### Short exercise a
Format every line of the bounding-box records after the scraping thread as a Markdown table with the columns "Index" and "Content", skipping blank lines and leaving out the pictures.

Reputation: 103
I want to scrape an image from wikipedia page but the problem is i am getting 3 urls of the same image at a time and those three urls are in the same tag called img .I just want src url. Anybody knows how to do it.
const puppeteer = require('puppeteer');
const sleep = require('sleep');
(async ()=> {
const browser = await puppeteer.launch({
"headless": false
});
const page =await browser.newPage();
await page.goto("https://www.wikipedia.org/");
const xpathselector = `//span[contains(text(), "Commons")]`;
const commonlinks = await page.waitForXPath(xpathselector);
await page.waitFor(3000);
await commonlinks.click();
await page.waitFor(2000)
//await page.waitForSelector()
const images = await page.$eval(('a[class="image"] > img[src]'),node => node.innerHTML);
console.log(images);
} ) ();
//*[@id="mainpage-potd"]/div[1]/a/img
Upvotes: 2
Views: 3534
Reputation: 21695
I bet that you "see" three URLs because you are looking at the srcset
, which has many URLs for different screens. resolutions. You could return the src
property instead:
const images = await page.$eval(('a[class="image"] > img[src]'),node => node.src);
Upvotes: 4

### Input records
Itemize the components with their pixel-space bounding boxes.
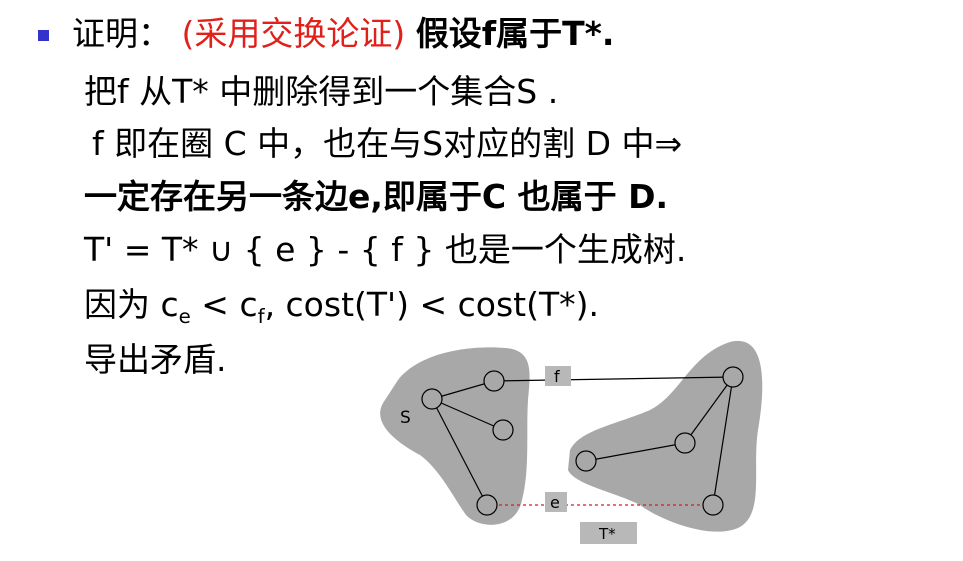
node-left-right: [575, 450, 597, 472]
node-s: [421, 388, 443, 410]
label-tstar: T*: [598, 525, 616, 543]
node-top-right: [722, 366, 744, 388]
node-mid-right: [674, 432, 696, 454]
node-top-left: [483, 370, 505, 392]
node-bottom-right: [702, 494, 724, 516]
spanning-tree-diagram: S f e T*: [380, 340, 763, 544]
label-e: e: [550, 493, 560, 512]
label-f: f: [554, 367, 560, 386]
node-bottom-left: [476, 494, 498, 516]
node-mid-left: [492, 419, 514, 441]
label-s: S: [400, 408, 411, 428]
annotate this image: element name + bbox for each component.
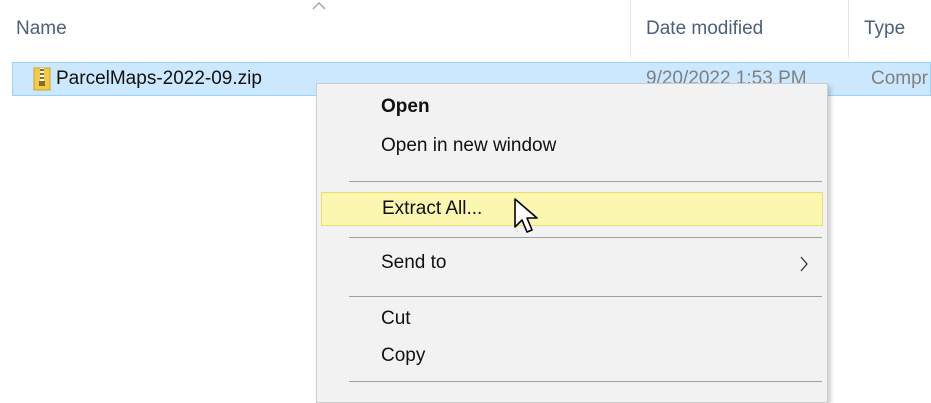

### Short exercise b
In the Puppeteer scraping thread, which property does the reply suggest returning for the image?

### Full response a
| Index | Content |
|---|---|
| 1 | Itemize the components with their pixel-space bounding boxes. |
| 2 | node-left-right: [575, 450, 597, 472] |
| 3 | node-s: [421, 388, 443, 410] |
| 4 | label-tstar: T*: [598, 525, 616, 543] |
| 5 | node-top-right: [722, 366, 744, 388] |
| 6 | node-mid-right: [674, 432, 696, 454] |
| 7 | node-top-left: [483, 370, 505, 392] |
| 8 | node-bottom-right: [702, 494, 724, 516] |
| 9 | spanning-tree-diagram: S f e T*: [380, 340, 763, 544] |
| 10 | label-e: e: [550, 493, 560, 512] |
| 11 | label-f: f: [554, 367, 560, 386] |
| 12 | node-bottom-left: [476, 494, 498, 516] |
| 13 | node-mid-left: [492, 419, 514, 441] |
| 14 | label-s: S: [400, 408, 411, 428] |
| 15 | annotate this image: element name + bbox for each component. |

### Full response b
The src property.